* _GIVEN PROBLEM_:
Reproduce all records exactly.

== DATA FOR THE TASK

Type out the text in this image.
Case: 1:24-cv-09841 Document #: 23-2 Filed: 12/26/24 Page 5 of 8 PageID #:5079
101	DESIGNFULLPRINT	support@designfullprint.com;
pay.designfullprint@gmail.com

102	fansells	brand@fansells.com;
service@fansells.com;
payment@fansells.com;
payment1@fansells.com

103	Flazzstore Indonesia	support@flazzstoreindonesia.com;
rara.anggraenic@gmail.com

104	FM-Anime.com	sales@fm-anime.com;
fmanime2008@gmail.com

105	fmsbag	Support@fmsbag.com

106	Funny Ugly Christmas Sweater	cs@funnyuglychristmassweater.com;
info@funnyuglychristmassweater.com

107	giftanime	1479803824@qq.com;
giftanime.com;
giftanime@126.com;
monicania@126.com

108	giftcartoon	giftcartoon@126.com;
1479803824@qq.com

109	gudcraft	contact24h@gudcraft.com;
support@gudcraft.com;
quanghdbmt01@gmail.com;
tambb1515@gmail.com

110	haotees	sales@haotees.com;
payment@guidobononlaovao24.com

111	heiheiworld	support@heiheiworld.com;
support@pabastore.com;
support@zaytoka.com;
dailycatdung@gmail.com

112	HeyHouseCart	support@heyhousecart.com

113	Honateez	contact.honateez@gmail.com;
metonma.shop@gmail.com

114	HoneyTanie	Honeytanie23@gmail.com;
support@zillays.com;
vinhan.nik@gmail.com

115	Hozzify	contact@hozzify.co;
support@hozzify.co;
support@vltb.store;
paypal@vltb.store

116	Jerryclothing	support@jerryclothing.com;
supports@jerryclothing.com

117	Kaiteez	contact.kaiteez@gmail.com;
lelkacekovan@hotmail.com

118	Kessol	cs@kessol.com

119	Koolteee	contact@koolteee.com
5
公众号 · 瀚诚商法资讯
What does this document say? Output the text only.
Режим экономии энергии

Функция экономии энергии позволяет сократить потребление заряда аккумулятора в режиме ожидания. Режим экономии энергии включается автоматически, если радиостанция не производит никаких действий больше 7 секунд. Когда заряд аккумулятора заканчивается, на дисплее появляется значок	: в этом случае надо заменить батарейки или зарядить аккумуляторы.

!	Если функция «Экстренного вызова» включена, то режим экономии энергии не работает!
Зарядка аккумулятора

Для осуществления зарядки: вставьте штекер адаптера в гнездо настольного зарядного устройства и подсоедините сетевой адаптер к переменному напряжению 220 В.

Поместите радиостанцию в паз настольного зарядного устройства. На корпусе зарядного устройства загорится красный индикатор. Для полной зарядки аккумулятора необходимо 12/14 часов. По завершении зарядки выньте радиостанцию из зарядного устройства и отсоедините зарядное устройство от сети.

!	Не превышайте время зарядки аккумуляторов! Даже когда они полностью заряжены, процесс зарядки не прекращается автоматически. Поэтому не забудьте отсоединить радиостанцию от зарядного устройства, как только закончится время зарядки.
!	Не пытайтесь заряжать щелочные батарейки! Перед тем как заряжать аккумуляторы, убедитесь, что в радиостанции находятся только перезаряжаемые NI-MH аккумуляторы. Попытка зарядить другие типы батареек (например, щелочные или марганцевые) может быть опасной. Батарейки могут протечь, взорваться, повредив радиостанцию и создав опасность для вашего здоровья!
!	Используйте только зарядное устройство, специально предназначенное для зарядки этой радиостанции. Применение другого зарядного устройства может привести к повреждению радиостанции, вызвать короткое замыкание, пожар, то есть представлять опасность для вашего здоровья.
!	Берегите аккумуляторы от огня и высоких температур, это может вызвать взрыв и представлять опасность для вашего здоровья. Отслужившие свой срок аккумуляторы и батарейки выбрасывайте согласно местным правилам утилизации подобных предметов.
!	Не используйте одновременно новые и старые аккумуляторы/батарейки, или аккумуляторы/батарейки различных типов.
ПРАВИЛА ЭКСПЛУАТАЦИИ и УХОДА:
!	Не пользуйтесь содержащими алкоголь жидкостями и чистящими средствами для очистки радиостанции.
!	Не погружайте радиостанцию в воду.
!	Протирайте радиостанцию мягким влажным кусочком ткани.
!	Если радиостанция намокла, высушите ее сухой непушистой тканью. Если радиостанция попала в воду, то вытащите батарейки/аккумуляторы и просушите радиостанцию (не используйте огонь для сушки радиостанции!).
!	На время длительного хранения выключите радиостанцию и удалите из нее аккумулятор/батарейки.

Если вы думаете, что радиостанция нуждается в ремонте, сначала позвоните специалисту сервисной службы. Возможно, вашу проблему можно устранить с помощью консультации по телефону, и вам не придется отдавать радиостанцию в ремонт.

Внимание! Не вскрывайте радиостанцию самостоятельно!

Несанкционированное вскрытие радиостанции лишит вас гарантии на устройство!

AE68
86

====

* _TASK SOLUTION_:
Type out the text in this image.
Case: 1:24-cv-09841 Document #: 23-2 Filed: 12/26/24 Page 5 of 8 PageID #:5079
101	DESIGNFULLPRINT	support@designfullprint.com;
pay.designfullprint@gmail.com

102	fansells	brand@fansells.com;
service@fansells.com;
payment@fansells.com;
payment1@fansells.com

103	Flazzstore Indonesia	support@flazzstoreindonesia.com;
rara.anggraenic@gmail.com

104	FM-Anime.com	sales@fm-anime.com;
fmanime2008@gmail.com

105	fmsbag	Support@fmsbag.com

106	Funny Ugly Christmas Sweater	cs@funnyuglychristmassweater.com;
info@funnyuglychristmassweater.com

107	giftanime	1479803824@qq.com;
giftanime.com;
giftanime@126.com;
monicania@126.com

108	giftcartoon	giftcartoon@126.com;
1479803824@qq.com

109	gudcraft	contact24h@gudcraft.com;
support@gudcraft.com;
quanghdbmt01@gmail.com;
tambb1515@gmail.com

110	haotees	sales@haotees.com;
payment@guidobononlaovao24.com

111	heiheiworld	support@heiheiworld.com;
support@pabastore.com;
support@zaytoka.com;
dailycatdung@gmail.com

112	HeyHouseCart	support@heyhousecart.com

113	Honateez	contact.honateez@gmail.com;
metonma.shop@gmail.com

114	HoneyTanie	Honeytanie23@gmail.com;
support@zillays.com;
vinhan.nik@gmail.com

115	Hozzify	contact@hozzify.co;
support@hozzify.co;
support@vltb.store;
paypal@vltb.store

116	Jerryclothing	support@jerryclothing.com;
supports@jerryclothing.com

117	Kaiteez	contact.kaiteez@gmail.com;
lelkacekovan@hotmail.com

118	Kessol	cs@kessol.com

119	Koolteee	contact@koolteee.com
5
公众号 · 瀚诚商法资讯
What does this document say? Output the text only.
Режим экономии энергии

Функция экономии энергии позволяет сократить потребление заряда аккумулятора в режиме ожидания. Режим экономии энергии включается автоматически, если радиостанция не производит никаких действий больше 7 секунд. Когда заряд аккумулятора заканчивается, на дисплее появляется значок	: в этом случае надо заменить батарейки или зарядить аккумуляторы.

!	Если функция «Экстренного вызова» включена, то режим экономии энергии не работает!
Зарядка аккумулятора

Для осуществления зарядки: вставьте штекер адаптера в гнездо настольного зарядного устройства и подсоедините сетевой адаптер к переменному напряжению 220 В.

Поместите радиостанцию в паз настольного зарядного устройства. На корпусе зарядного устройства загорится красный индикатор. Для полной зарядки аккумулятора необходимо 12/14 часов. По завершении зарядки выньте радиостанцию из зарядного устройства и отсоедините зарядное устройство от сети.

!	Не превышайте время зарядки аккумуляторов! Даже когда они полностью заряжены, процесс зарядки не прекращается автоматически. Поэтому не забудьте отсоединить радиостанцию от зарядного устройства, как только закончится время зарядки.
!	Не пытайтесь заряжать щелочные батарейки! Перед тем как заряжать аккумуляторы, убедитесь, что в радиостанции находятся только перезаряжаемые NI-MH аккумуляторы. Попытка зарядить другие типы батареек (например, щелочные или марганцевые) может быть опасной. Батарейки могут протечь, взорваться, повредив радиостанцию и создав опасность для вашего здоровья!
!	Используйте только зарядное устройство, специально предназначенное для зарядки этой радиостанции. Применение другого зарядного устройства может привести к повреждению радиостанции, вызвать короткое замыкание, пожар, то есть представлять опасность для вашего здоровья.
!	Берегите аккумуляторы от огня и высоких температур, это может вызвать взрыв и представлять опасность для вашего здоровья. Отслужившие свой срок аккумуляторы и батарейки выбрасывайте согласно местным правилам утилизации подобных предметов.
!	Не используйте одновременно новые и старые аккумуляторы/батарейки, или аккумуляторы/батарейки различных типов.
ПРАВИЛА ЭКСПЛУАТАЦИИ и УХОДА:
!	Не пользуйтесь содержащими алкоголь жидкостями и чистящими средствами для очистки радиостанции.
!	Не погружайте радиостанцию в воду.
!	Протирайте радиостанцию мягким влажным кусочком ткани.
!	Если радиостанция намокла, высушите ее сухой непушистой тканью. Если радиостанция попала в воду, то вытащите батарейки/аккумуляторы и просушите радиостанцию (не используйте огонь для сушки радиостанции!).
!	На время длительного хранения выключите радиостанцию и удалите из нее аккумулятор/батарейки.

Если вы думаете, что радиостанция нуждается в ремонте, сначала позвоните специалисту сервисной службы. Возможно, вашу проблему можно устранить с помощью консультации по телефону, и вам не придется отдавать радиостанцию в ремонт.

Внимание! Не вскрывайте радиостанцию самостоятельно!

Несанкционированное вскрытие радиостанции лишит вас гарантии на устройство!

AE68
86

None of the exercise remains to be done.